[DATA SECTION]
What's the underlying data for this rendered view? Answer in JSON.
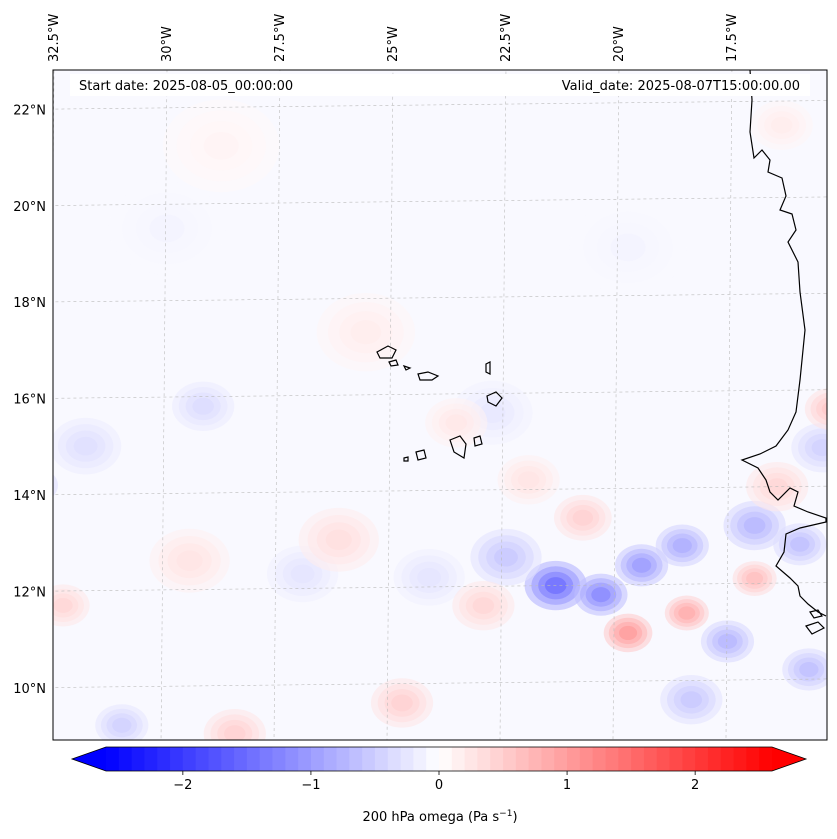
{
  "header": {
    "start_date": "Start date: 2025-08-05_00:00:00",
    "valid_date": "Valid_date: 2025-08-07T15:00:00.00"
  },
  "map": {
    "lon_range": [
      -33,
      -15
    ],
    "lat_range": [
      8.8,
      22.8
    ],
    "lon_ticks": [
      {
        "value": -32.5,
        "label": "32.5°W"
      },
      {
        "value": -30,
        "label": "30°W"
      },
      {
        "value": -27.5,
        "label": "27.5°W"
      },
      {
        "value": -25,
        "label": "25°W"
      },
      {
        "value": -22.5,
        "label": "22.5°W"
      },
      {
        "value": -20,
        "label": "20°W"
      },
      {
        "value": -17.5,
        "label": "17.5°W"
      }
    ],
    "lat_ticks": [
      {
        "value": 22,
        "label": "22°N"
      },
      {
        "value": 20,
        "label": "20°N"
      },
      {
        "value": 18,
        "label": "18°N"
      },
      {
        "value": 16,
        "label": "16°N"
      },
      {
        "value": 14,
        "label": "14°N"
      },
      {
        "value": 12,
        "label": "12°N"
      },
      {
        "value": 10,
        "label": "10°N"
      }
    ]
  },
  "colorbar": {
    "range": [
      -2.6,
      2.6
    ],
    "ticks": [
      {
        "value": -2,
        "label": "−2"
      },
      {
        "value": -1,
        "label": "−1"
      },
      {
        "value": 0,
        "label": "0"
      },
      {
        "value": 1,
        "label": "1"
      },
      {
        "value": 2,
        "label": "2"
      }
    ],
    "label_main": "200 hPa omega (Pa s",
    "label_exp": "−1",
    "label_close": ")",
    "negative_color": "#0000ff",
    "positive_color": "#ff0000"
  },
  "field": {
    "blobs": [
      {
        "lon": -21.4,
        "lat": 12.0,
        "v": -1.6,
        "r": 0.6
      },
      {
        "lon": -20.4,
        "lat": 11.8,
        "v": -1.3,
        "r": 0.5
      },
      {
        "lon": -19.5,
        "lat": 12.4,
        "v": -1.1,
        "r": 0.5
      },
      {
        "lon": -18.6,
        "lat": 12.8,
        "v": -0.9,
        "r": 0.5
      },
      {
        "lon": -17.0,
        "lat": 13.2,
        "v": -0.8,
        "r": 0.6
      },
      {
        "lon": -16.0,
        "lat": 12.8,
        "v": -0.7,
        "r": 0.5
      },
      {
        "lon": -22.5,
        "lat": 12.6,
        "v": -0.6,
        "r": 0.7
      },
      {
        "lon": -17.6,
        "lat": 10.8,
        "v": -0.8,
        "r": 0.5
      },
      {
        "lon": -15.8,
        "lat": 10.2,
        "v": -0.7,
        "r": 0.5
      },
      {
        "lon": -18.4,
        "lat": 9.6,
        "v": -0.6,
        "r": 0.6
      },
      {
        "lon": -32.9,
        "lat": 14.2,
        "v": -0.7,
        "r": 0.4
      },
      {
        "lon": -29.2,
        "lat": 15.8,
        "v": -0.4,
        "r": 0.6
      },
      {
        "lon": -31.8,
        "lat": 15.0,
        "v": -0.35,
        "r": 0.7
      },
      {
        "lon": -31.0,
        "lat": 9.2,
        "v": -0.5,
        "r": 0.5
      },
      {
        "lon": -27.0,
        "lat": 12.3,
        "v": -0.3,
        "r": 0.7
      },
      {
        "lon": -24.2,
        "lat": 12.2,
        "v": -0.3,
        "r": 0.7
      },
      {
        "lon": -22.8,
        "lat": 15.6,
        "v": -0.25,
        "r": 0.8
      },
      {
        "lon": -19.8,
        "lat": 19.0,
        "v": -0.12,
        "r": 1.2
      },
      {
        "lon": -30.0,
        "lat": 19.5,
        "v": -0.12,
        "r": 1.2
      },
      {
        "lon": -15.5,
        "lat": 14.8,
        "v": -0.5,
        "r": 0.6
      },
      {
        "lon": -19.8,
        "lat": 11.0,
        "v": 1.1,
        "r": 0.45
      },
      {
        "lon": -18.5,
        "lat": 11.4,
        "v": 0.9,
        "r": 0.4
      },
      {
        "lon": -20.8,
        "lat": 13.4,
        "v": 0.5,
        "r": 0.55
      },
      {
        "lon": -17.0,
        "lat": 12.1,
        "v": 0.7,
        "r": 0.4
      },
      {
        "lon": -16.5,
        "lat": 14.0,
        "v": 0.45,
        "r": 0.6
      },
      {
        "lon": -15.3,
        "lat": 15.6,
        "v": 0.6,
        "r": 0.5
      },
      {
        "lon": -23.0,
        "lat": 11.6,
        "v": 0.45,
        "r": 0.6
      },
      {
        "lon": -24.8,
        "lat": 9.6,
        "v": 0.5,
        "r": 0.6
      },
      {
        "lon": -28.5,
        "lat": 9.0,
        "v": 0.5,
        "r": 0.6
      },
      {
        "lon": -32.3,
        "lat": 11.7,
        "v": 0.45,
        "r": 0.5
      },
      {
        "lon": -26.2,
        "lat": 13.0,
        "v": 0.35,
        "r": 0.8
      },
      {
        "lon": -29.5,
        "lat": 12.6,
        "v": 0.3,
        "r": 0.8
      },
      {
        "lon": -25.6,
        "lat": 17.3,
        "v": 0.2,
        "r": 1.0
      },
      {
        "lon": -23.6,
        "lat": 15.4,
        "v": 0.25,
        "r": 0.6
      },
      {
        "lon": -16.4,
        "lat": 21.5,
        "v": 0.2,
        "r": 0.6
      },
      {
        "lon": -28.8,
        "lat": 21.2,
        "v": 0.12,
        "r": 1.2
      },
      {
        "lon": -22.0,
        "lat": 14.2,
        "v": 0.3,
        "r": 0.6
      }
    ]
  }
}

[TASK TO CARRY OUT]
Return the listing above unchanged, apart from dropping its pictures.

[RESULT]
What's the underlying data for this rendered view? Answer in JSON.
{
  "header": {
    "start_date": "Start date: 2025-08-05_00:00:00",
    "valid_date": "Valid_date: 2025-08-07T15:00:00.00"
  },
  "map": {
    "lon_range": [
      -33,
      -15
    ],
    "lat_range": [
      8.8,
      22.8
    ],
    "lon_ticks": [
      {
        "value": -32.5,
        "label": "32.5°W"
      },
      {
        "value": -30,
        "label": "30°W"
      },
      {
        "value": -27.5,
        "label": "27.5°W"
      },
      {
        "value": -25,
        "label": "25°W"
      },
      {
        "value": -22.5,
        "label": "22.5°W"
      },
      {
        "value": -20,
        "label": "20°W"
      },
      {
        "value": -17.5,
        "label": "17.5°W"
      }
    ],
    "lat_ticks": [
      {
        "value": 22,
        "label": "22°N"
      },
      {
        "value": 20,
        "label": "20°N"
      },
      {
        "value": 18,
        "label": "18°N"
      },
      {
        "value": 16,
        "label": "16°N"
      },
      {
        "value": 14,
        "label": "14°N"
      },
      {
        "value": 12,
        "label": "12°N"
      },
      {
        "value": 10,
        "label": "10°N"
      }
    ]
  },
  "colorbar": {
    "range": [
      -2.6,
      2.6
    ],
    "ticks": [
      {
        "value": -2,
        "label": "−2"
      },
      {
        "value": -1,
        "label": "−1"
      },
      {
        "value": 0,
        "label": "0"
      },
      {
        "value": 1,
        "label": "1"
      },
      {
        "value": 2,
        "label": "2"
      }
    ],
    "label_main": "200 hPa omega (Pa s",
    "label_exp": "−1",
    "label_close": ")",
    "negative_color": "#0000ff",
    "positive_color": "#ff0000"
  },
  "field": {
    "blobs": [
      {
        "lon": -21.4,
        "lat": 12.0,
        "v": -1.6,
        "r": 0.6
      },
      {
        "lon": -20.4,
        "lat": 11.8,
        "v": -1.3,
        "r": 0.5
      },
      {
        "lon": -19.5,
        "lat": 12.4,
        "v": -1.1,
        "r": 0.5
      },
      {
        "lon": -18.6,
        "lat": 12.8,
        "v": -0.9,
        "r": 0.5
      },
      {
        "lon": -17.0,
        "lat": 13.2,
        "v": -0.8,
        "r": 0.6
      },
      {
        "lon": -16.0,
        "lat": 12.8,
        "v": -0.7,
        "r": 0.5
      },
      {
        "lon": -22.5,
        "lat": 12.6,
        "v": -0.6,
        "r": 0.7
      },
      {
        "lon": -17.6,
        "lat": 10.8,
        "v": -0.8,
        "r": 0.5
      },
      {
        "lon": -15.8,
        "lat": 10.2,
        "v": -0.7,
        "r": 0.5
      },
      {
        "lon": -18.4,
        "lat": 9.6,
        "v": -0.6,
        "r": 0.6
      },
      {
        "lon": -32.9,
        "lat": 14.2,
        "v": -0.7,
        "r": 0.4
      },
      {
        "lon": -29.2,
        "lat": 15.8,
        "v": -0.4,
        "r": 0.6
      },
      {
        "lon": -31.8,
        "lat": 15.0,
        "v": -0.35,
        "r": 0.7
      },
      {
        "lon": -31.0,
        "lat": 9.2,
        "v": -0.5,
        "r": 0.5
      },
      {
        "lon": -27.0,
        "lat": 12.3,
        "v": -0.3,
        "r": 0.7
      },
      {
        "lon": -24.2,
        "lat": 12.2,
        "v": -0.3,
        "r": 0.7
      },
      {
        "lon": -22.8,
        "lat": 15.6,
        "v": -0.25,
        "r": 0.8
      },
      {
        "lon": -19.8,
        "lat": 19.0,
        "v": -0.12,
        "r": 1.2
      },
      {
        "lon": -30.0,
        "lat": 19.5,
        "v": -0.12,
        "r": 1.2
      },
      {
        "lon": -15.5,
        "lat": 14.8,
        "v": -0.5,
        "r": 0.6
      },
      {
        "lon": -19.8,
        "lat": 11.0,
        "v": 1.1,
        "r": 0.45
      },
      {
        "lon": -18.5,
        "lat": 11.4,
        "v": 0.9,
        "r": 0.4
      },
      {
        "lon": -20.8,
        "lat": 13.4,
        "v": 0.5,
        "r": 0.55
      },
      {
        "lon": -17.0,
        "lat": 12.1,
        "v": 0.7,
        "r": 0.4
      },
      {
        "lon": -16.5,
        "lat": 14.0,
        "v": 0.45,
        "r": 0.6
      },
      {
        "lon": -15.3,
        "lat": 15.6,
        "v": 0.6,
        "r": 0.5
      },
      {
        "lon": -23.0,
        "lat": 11.6,
        "v": 0.45,
        "r": 0.6
      },
      {
        "lon": -24.8,
        "lat": 9.6,
        "v": 0.5,
        "r": 0.6
      },
      {
        "lon": -28.5,
        "lat": 9.0,
        "v": 0.5,
        "r": 0.6
      },
      {
        "lon": -32.3,
        "lat": 11.7,
        "v": 0.45,
        "r": 0.5
      },
      {
        "lon": -26.2,
        "lat": 13.0,
        "v": 0.35,
        "r": 0.8
      },
      {
        "lon": -29.5,
        "lat": 12.6,
        "v": 0.3,
        "r": 0.8
      },
      {
        "lon": -25.6,
        "lat": 17.3,
        "v": 0.2,
        "r": 1.0
      },
      {
        "lon": -23.6,
        "lat": 15.4,
        "v": 0.25,
        "r": 0.6
      },
      {
        "lon": -16.4,
        "lat": 21.5,
        "v": 0.2,
        "r": 0.6
      },
      {
        "lon": -28.8,
        "lat": 21.2,
        "v": 0.12,
        "r": 1.2
      },
      {
        "lon": -22.0,
        "lat": 14.2,
        "v": 0.3,
        "r": 0.6
      }
    ]
  }
}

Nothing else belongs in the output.